▶ [What the task asks]: Determine how many lines contain the string "value". Reply with that figure and nothing else.

[Data entries]
····················
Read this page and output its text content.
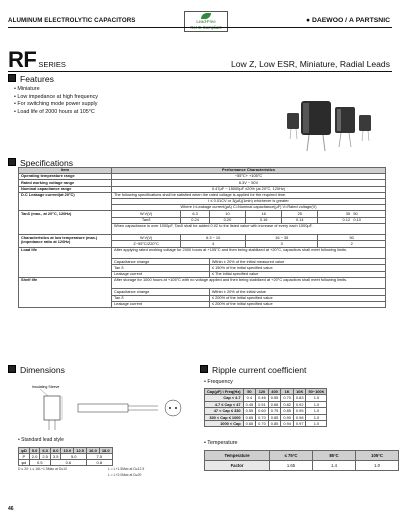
ALUMINUM ELECTROLYTIC CAPACITORS	Lead-Free
RoHS Compliant
● DAEWOO / А PARTSNIC
RF SERIES	Low Z, Low ESR, Miniature, Radial Leads
Features
• Miniature
• Low impedance at high frequency
• For switching mode power supply
• Load life of 2000 hours at 105°C
Specifications
Item	Performance Characteristics					
Operating temperature range	−55°C+ +105°C					
Rated working voltage range	6.3V ~ 50V					
Nominal capacitance range	0.47µF ~ 15000µF ±20% (at 20°C, 120Hz)					
D.C Leakage current(at 20°C)	The following specifications shall be satisfied when the rated voltage is applied for the required time.					
	I ≤ 0.01CV or 3(µA)(1min) whichever is greater					
	Where I=Leakage current(µA) C=Nominal capacitance(µF) V=Rated voltage(V)					
Tanδ (max., at 20°C, 120Hz)	W.V(V)	6.3	10	16	25	35 50
	Tanδ	0.24	0.20	0.16	0.14	0.12 0.10
	When capacitance is over 1000µF, Tanδ shall be added 0.02 to the listed value with increase of every each 1000µF.					
Characteristics at low temperature (max.) (impedance ratio at 120Hz)	W.V(V)	6.3 ~ 10		16 ~ 35		50
	Z−55°C/Z20°C	4		3		2
Load life	After applying rated working voltage for 2000 hours at +105°C and then being stabilized at +20°C, capacitors shall meet following limits.					
	Capacitance change		Within ± 20% of the initial measured value			
	Tan δ		≤ 150% of the initial specified value			
	Leakage current		≤ The initial specified value			
Shelf life	After storage for 1000 hours at +105°C with no voltage applied and then being stabilized at +20°C capacitors shall meet following limits.					
	Capacitance change		Within ± 20% of the initial value			
	Tan δ		≤ 200% of the initial specified value			
	Leakage current		≤ 200% of the initial specified value			
Dimensions
Insulating Sleeve
• Standard lead style
φD	5.0	6.3	8.0	10.0	12.5	16.0	18.0
P	2.0	2.5	3.5	5.0		7.5	
φd	0.5		0.6			0.8	
D ≤ 20: L ≤ 16L+1.5Max at D≤10	L = L+1.5Max at D≥12.5
L = L+2.0Max at D≥20
Ripple current coefficient
• Frequency
Cap(µF) \ Freq(Hz)	50	120	400	1K	10K	50~100K
Cap < 4.7	0.4	0.46	0.55	0.70	0.83	1.0
4.7 ≤ Cap < 47	0.45	0.51	0.68	0.82	0.92	1.0
47 < Cap ≤ 330	0.55	0.60	0.75	0.85	0.95	1.0
330 < Cap ≤ 1000	0.65	0.70	0.85	0.90	0.98	1.0
1000 < Cap	0.65	0.70	0.85	0.94	0.97	1.0
• Temperature
Temperature	≤ 75°C	85°C	105°C
Factor	1.65	1.4	1.0
46
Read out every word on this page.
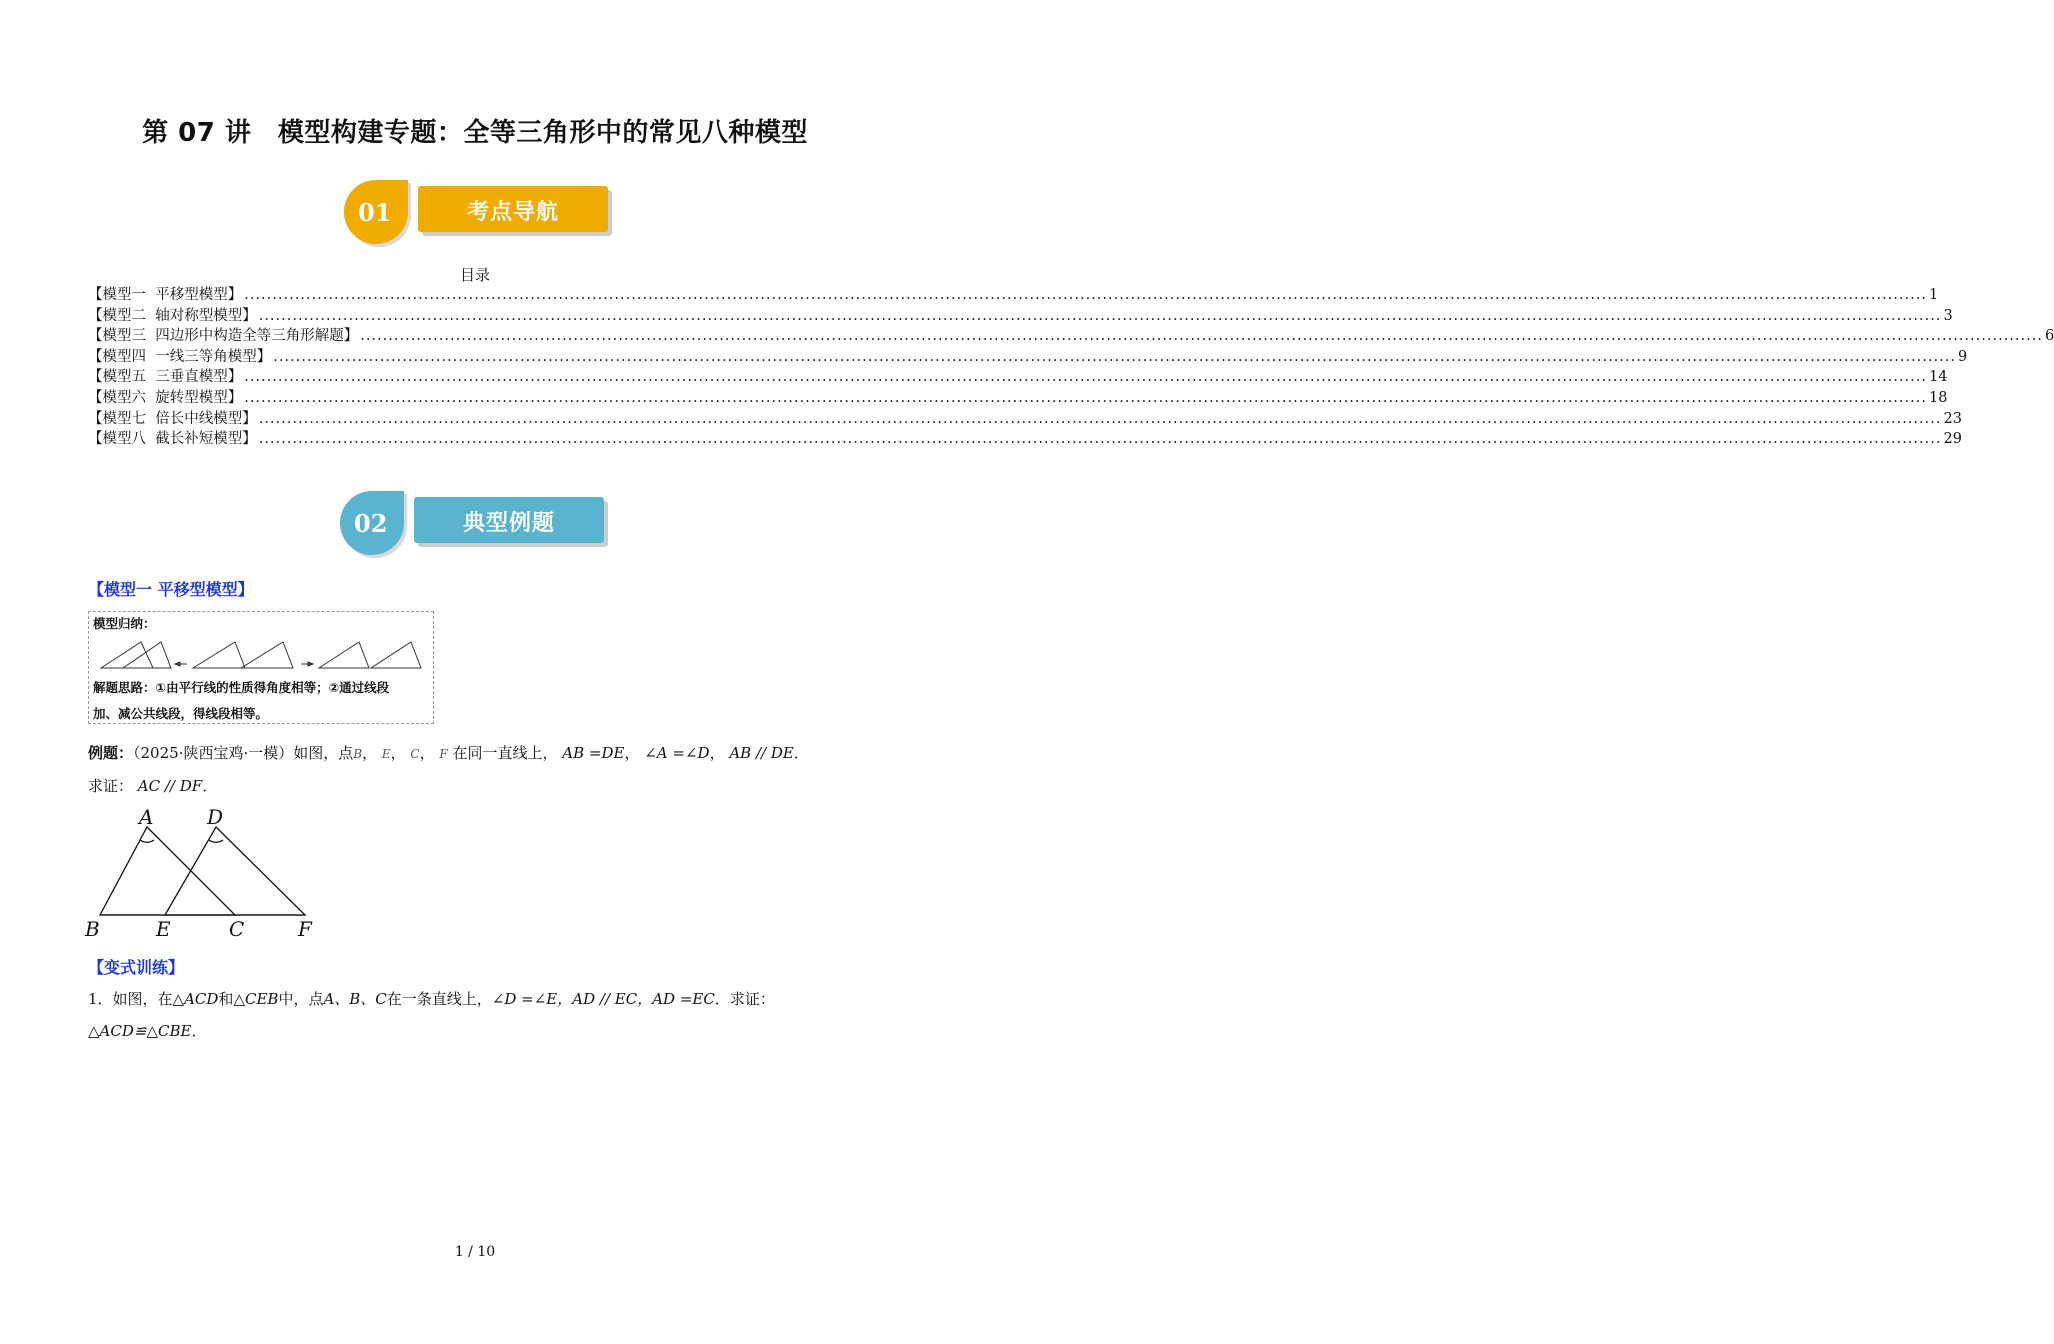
第 07 讲　模型构建专题：全等三角形中的常见八种模型
01	考点导航
目录
【模型一  平移型模型】 ............................................................................................................................................................................................................................................................................................................ 1
【模型二  轴对称型模型】 ............................................................................................................................................................................................................................................................................................................ 3
【模型三  四边形中构造全等三角形解题】 ............................................................................................................................................................................................................................................................................................................ 6
【模型四  一线三等角模型】 ............................................................................................................................................................................................................................................................................................................ 9
【模型五  三垂直模型】 ............................................................................................................................................................................................................................................................................................................ 14
【模型六  旋转型模型】 ............................................................................................................................................................................................................................................................................................................ 18
【模型七  倍长中线模型】 ............................................................................................................................................................................................................................................................................................................ 23
【模型八  截长补短模型】 ............................................................................................................................................................................................................................................................................................................ 29
02	典型例题
【模型一 平移型模型】
模型归纳：
解题思路：①由平行线的性质得角度相等；②通过线段
加、减公共线段，得线段相等。
例题：（2025·陕西宝鸡·一模）如图，点B， E， C， F 在同一直线上， AB =DE， ∠A =∠D， AB // DE．
求证： AC // DF．
A	D
B	E	C	F
【变式训练】
1．如图，在△ACD和△CEB中，点A、B、C在一条直线上，∠D =∠E，AD // EC，AD =EC．求证：
△ACD≌△CBE．
1 / 10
····················
▶ [Task solution]: 7